-- Selected excerpt --
────────
Learning Problems, Dyslexia, or Learning Disability?May 12th, 2008
Typically parents and teachers wonder if one of their kids has a learning disability or dyslexia if they have difficulties with letter reversals. But, letter reversals alone do not constitute a learning disability or dyslexia.
What is a Learning Difficulty?
Learning difficulties occur when a student struggles with spoken or written language, mathematical calculations, coordination, self-control, or attention.
What is a Learning Disability?
The National Institute of Health and the National Institute of Neurological Disorders and Stroke concur that learning disabilities are a disorder that affects one’s ability to either interpret what is seen and heard or to link information coming from different parts of the brain. These limitations can show up in many ways: as specific difficulties with spoken and written language, coordination, self-control, or attention. Such difficulties extend to schoolwork and can impede learning to read, write, or do math. Although learning disabilities occur in very young children, the disorders are usually not recognized until the child reaches school age.
────────
-- Data listing --

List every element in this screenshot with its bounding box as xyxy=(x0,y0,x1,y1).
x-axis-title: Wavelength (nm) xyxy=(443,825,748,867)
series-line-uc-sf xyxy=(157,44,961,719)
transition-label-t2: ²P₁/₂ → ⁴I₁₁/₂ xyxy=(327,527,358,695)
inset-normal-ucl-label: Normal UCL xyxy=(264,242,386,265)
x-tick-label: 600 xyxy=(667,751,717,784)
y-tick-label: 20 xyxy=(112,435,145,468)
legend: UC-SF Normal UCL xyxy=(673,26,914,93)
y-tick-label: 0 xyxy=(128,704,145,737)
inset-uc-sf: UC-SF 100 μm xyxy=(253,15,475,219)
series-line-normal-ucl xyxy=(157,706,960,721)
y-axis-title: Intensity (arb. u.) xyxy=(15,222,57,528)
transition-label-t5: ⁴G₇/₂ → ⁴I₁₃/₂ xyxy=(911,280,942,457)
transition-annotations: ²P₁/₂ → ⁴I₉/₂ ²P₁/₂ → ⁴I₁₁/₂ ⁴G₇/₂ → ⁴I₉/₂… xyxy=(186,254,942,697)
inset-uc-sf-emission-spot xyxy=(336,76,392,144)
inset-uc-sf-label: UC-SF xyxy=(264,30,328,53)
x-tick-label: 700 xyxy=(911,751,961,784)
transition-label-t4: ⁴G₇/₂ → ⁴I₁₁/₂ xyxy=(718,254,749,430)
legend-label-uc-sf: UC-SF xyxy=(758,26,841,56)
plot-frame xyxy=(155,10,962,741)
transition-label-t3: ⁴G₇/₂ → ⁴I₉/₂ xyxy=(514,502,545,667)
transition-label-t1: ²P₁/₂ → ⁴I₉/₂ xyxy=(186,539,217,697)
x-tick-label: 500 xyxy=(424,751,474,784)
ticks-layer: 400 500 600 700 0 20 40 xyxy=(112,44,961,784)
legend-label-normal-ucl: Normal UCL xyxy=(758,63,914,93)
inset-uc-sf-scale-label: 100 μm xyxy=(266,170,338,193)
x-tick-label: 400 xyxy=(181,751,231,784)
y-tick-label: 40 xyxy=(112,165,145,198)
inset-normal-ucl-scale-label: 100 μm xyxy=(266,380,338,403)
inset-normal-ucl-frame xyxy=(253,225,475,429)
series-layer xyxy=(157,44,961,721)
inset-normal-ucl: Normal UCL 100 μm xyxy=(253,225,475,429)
────────
-- Exercise instructions --
[a] Write out the part of the article on learning disabilities starting with "Learning Problems, Dyslexia, or" and going on through "disability or dyslexia.".
[b] Continue the article on learning disabilities from its last sentence.
The entries have no role in this work.

-- Answers by item --
[a]
Learning Problems, Dyslexia, or Learning Disability?May 12th, 2008
Typically parents and teachers wonder if one of their kids has a learning disability or dyslexia if they have difficulties with letter reversals. But, letter reversals alone do not constitute a learning disability or dyslexia.

[b]
What is Dyslexia?
The National Institute of Health and the National Institute of Neurological Disorders and Stroke concur that dyslexia is a brain-based type of learning disability that specifically impairs a person’s ability to read. These individuals typically read at levels significantly lower than expected despite having normal intelligence. Although the disorder varies from person to person, common characteristics among people with dyslexia are difficulty with phonological processing (the manipulation of sounds) and/or rapid visual-verbal responding.
What is the difference between a Learning Difficulty, Learning Disability, and Dyslexia?
The difference between a learning disability, dyslexia, and a learning difficulty is the degree to which the difficulty exists.